#### Instructions for the task:
Below are the records; count how many of their lines carry "media" and give only the number.

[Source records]
■ ■ ■ ■

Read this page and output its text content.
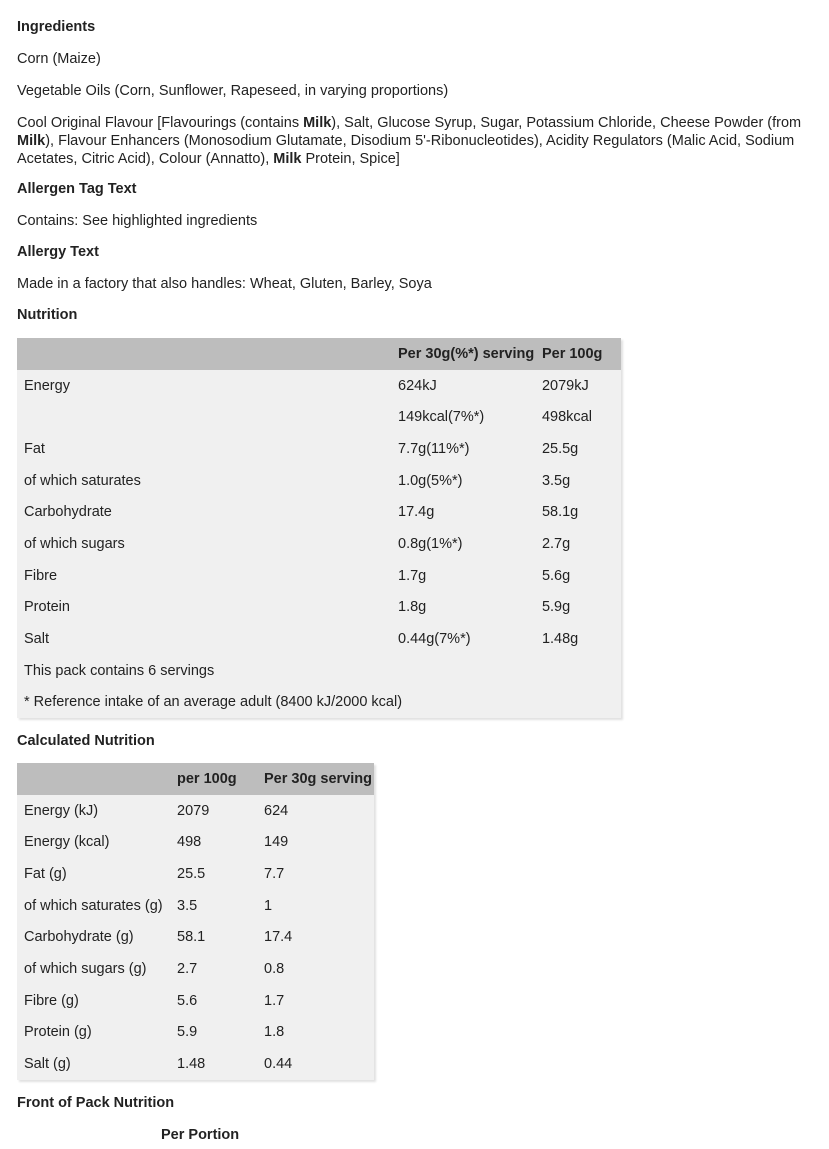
Ingredients
Corn (Maize)
Vegetable Oils (Corn, Sunflower, Rapeseed, in varying proportions)
Cool Original Flavour [Flavourings (contains Milk), Salt, Glucose Syrup, Sugar, Potassium Chloride, Cheese Powder (from Milk), Flavour Enhancers (Monosodium Glutamate, Disodium 5'-Ribonucleotides), Acidity Regulators (Malic Acid, Sodium Acetates, Citric Acid), Colour (Annatto), Milk Protein, Spice]
Allergen Tag Text
Contains: See highlighted ingredients
Allergy Text
Made in a factory that also handles: Wheat, Gluten, Barley, Soya
Nutrition
	Per 30g(%*) serving	Per 100g
Energy	624kJ	2079kJ
	149kcal(7%*)	498kcal
Fat	7.7g(11%*)	25.5g
of which saturates	1.0g(5%*)	3.5g
Carbohydrate	17.4g	58.1g
of which sugars	0.8g(1%*)	2.7g
Fibre	1.7g	5.6g
Protein	1.8g	5.9g
Salt	0.44g(7%*)	1.48g
This pack contains 6 servings		
* Reference intake of an average adult (8400 kJ/2000 kcal)		
Calculated Nutrition
	per 100g	Per 30g serving
Energy (kJ)	2079	624
Energy (kcal)	498	149
Fat (g)	25.5	7.7
of which saturates (g)	3.5	1
Carbohydrate (g)	58.1	17.4
of which sugars (g)	2.7	0.8
Fibre (g)	5.6	1.7
Protein (g)	5.9	1.8
Salt (g)	1.48	0.44
Front of Pack Nutrition
Per Portion
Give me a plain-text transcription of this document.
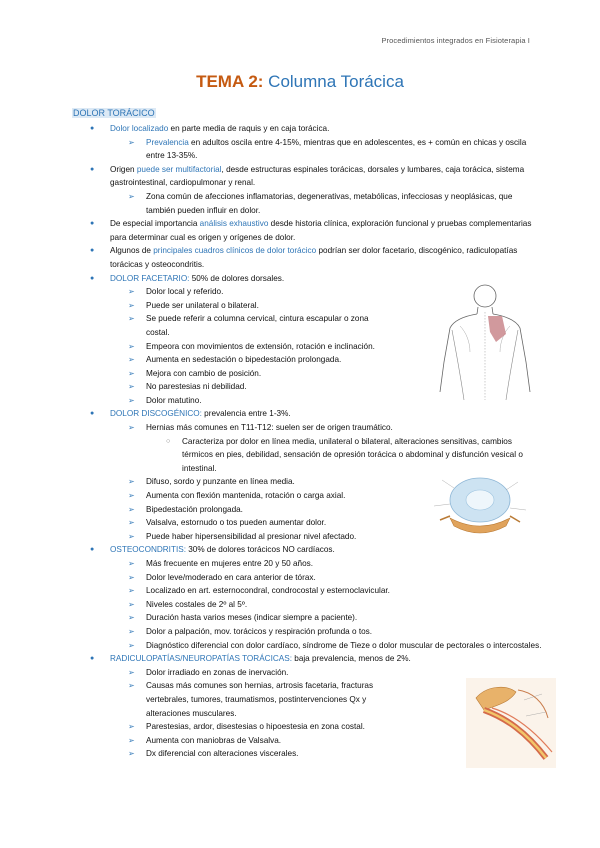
Procedimientos integrados en Fisioterapia I
TEMA 2: Columna Torácica
DOLOR TORÁCICO
● Dolor localizado en parte media de raquis y en caja torácica.
➢ Prevalencia en adultos oscila entre 4-15%, mientras que en adolescentes, es + común en chicas y oscila entre 13-35%.
● Origen puede ser multifactorial, desde estructuras espinales torácicas, dorsales y lumbares, caja torácica, sistema gastrointestinal, cardiopulmonar y renal.
➢ Zona común de afecciones inflamatorias, degenerativas, metabólicas, infecciosas y neoplásicas, que también pueden influir en dolor.
● De especial importancia análisis exhaustivo desde historia clínica, exploración funcional y pruebas complementarias para determinar cual es origen y orígenes de dolor.
● Algunos de principales cuadros clínicos de dolor torácico podrían ser dolor facetario, discogénico, radiculopatías torácicas y osteocondritis.
● DOLOR FACETARIO: 50% de dolores dorsales.
➢ Dolor local y referido.
➢ Puede ser unilateral o bilateral.
➢ Se puede referir a columna cervical, cintura escapular o zona costal.
➢ Empeora con movimientos de extensión, rotación e inclinación.
➢ Aumenta en sedestación o bipedestación prolongada.
➢ Mejora con cambio de posición.
➢ No parestesias ni debilidad.
➢ Dolor matutino.
● DOLOR DISCOGÉNICO: prevalencia entre 1-3%.
➢ Hernias más comunes en T11-T12: suelen ser de origen traumático.
○ Caracteriza por dolor en línea media, unilateral o bilateral, alteraciones sensitivas, cambios térmicos en pies, debilidad, sensación de opresión torácica o abdominal y disfunción vesical o intestinal.
➢ Difuso, sordo y punzante en línea media.
➢ Aumenta con flexión mantenida, rotación o carga axial.
➢ Bipedestación prolongada.
➢ Valsalva, estornudo o tos pueden aumentar dolor.
➢ Puede haber hipersensibilidad al presionar nivel afectado.
● OSTEOCONDRITIS: 30% de dolores torácicos NO cardíacos.
➢ Más frecuente en mujeres entre 20 y 50 años.
➢ Dolor leve/moderado en cara anterior de tórax.
➢ Localizado en art. esternocondral, condrocostal y esternoclavicular.
➢ Niveles costales de 2º al 5º.
➢ Duración hasta varios meses (indicar siempre a paciente).
➢ Dolor a palpación, mov. torácicos y respiración profunda o tos.
➢ Diagnóstico diferencial con dolor cardíaco, síndrome de Tieze o dolor muscular de pectorales o intercostales.
● RADICULOPATÍAS/NEUROPATÍAS TORÁCICAS: baja prevalencia, menos de 2%.
➢ Dolor irradiado en zonas de inervación.
➢ Causas más comunes son hernias, artrosis facetaria, fracturas vertebrales, tumores, traumatismos, postintervenciones Qx y alteraciones musculares.
➢ Parestesias, ardor, disestesias o hipoestesia en zona costal.
➢ Aumenta con maniobras de Valsalva.
➢ Dx diferencial con alteraciones viscerales.
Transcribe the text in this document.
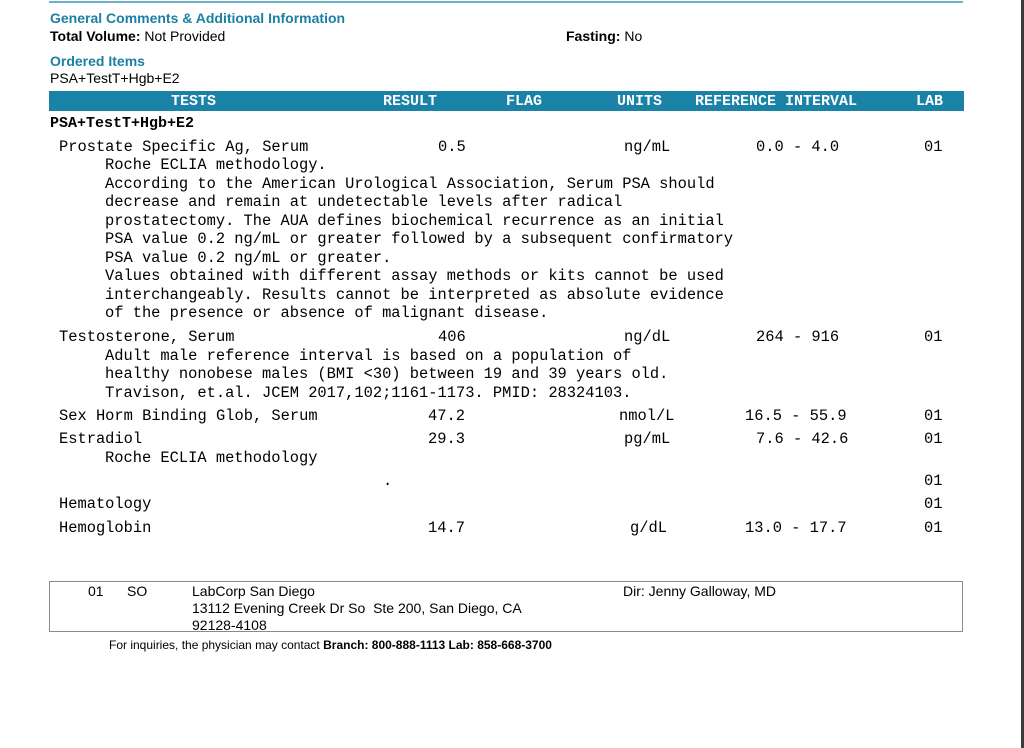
General Comments & Additional Information
Total Volume: Not Provided	Fasting: No
Ordered Items
PSA+TestT+Hgb+E2
TESTS	RESULT	FLAG	UNITS REFERENCE INTERVAL	LAB
PSA+TestT+Hgb+E2
Prostate Specific Ag, Serum	0.5	ng/mL	0.0 - 4.0	01
Roche ECLIA methodology.
According to the American Urological Association, Serum PSA should
decrease and remain at undetectable levels after radical
prostatectomy. The AUA defines biochemical recurrence as an initial
PSA value 0.2 ng/mL or greater followed by a subsequent confirmatory
PSA value 0.2 ng/mL or greater.
Values obtained with different assay methods or kits cannot be used
interchangeably. Results cannot be interpreted as absolute evidence
of the presence or absence of malignant disease.
Testosterone, Serum	406	ng/dL	264 - 916	01
Adult male reference interval is based on a population of
healthy nonobese males (BMI <30) between 19 and 39 years old.
Travison, et.al. JCEM 2017,102;1161-1173. PMID: 28324103.
Sex Horm Binding Glob, Serum	47.2	nmol/L	16.5 - 55.9	01
Estradiol	29.3	pg/mL	7.6 - 42.6	01
Roche ECLIA methodology
.	01
Hematology	01
Hemoglobin	14.7	g/dL	13.0 - 17.7	01
01 SO	LabCorp San Diego
13112 Evening Creek Dr So  Ste 200, San Diego, CA
92128-4108
Dir: Jenny Galloway, MD
For inquiries, the physician may contact Branch: 800-888-1113 Lab: 858-668-3700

■ ■ ■ ■

#### Response:
3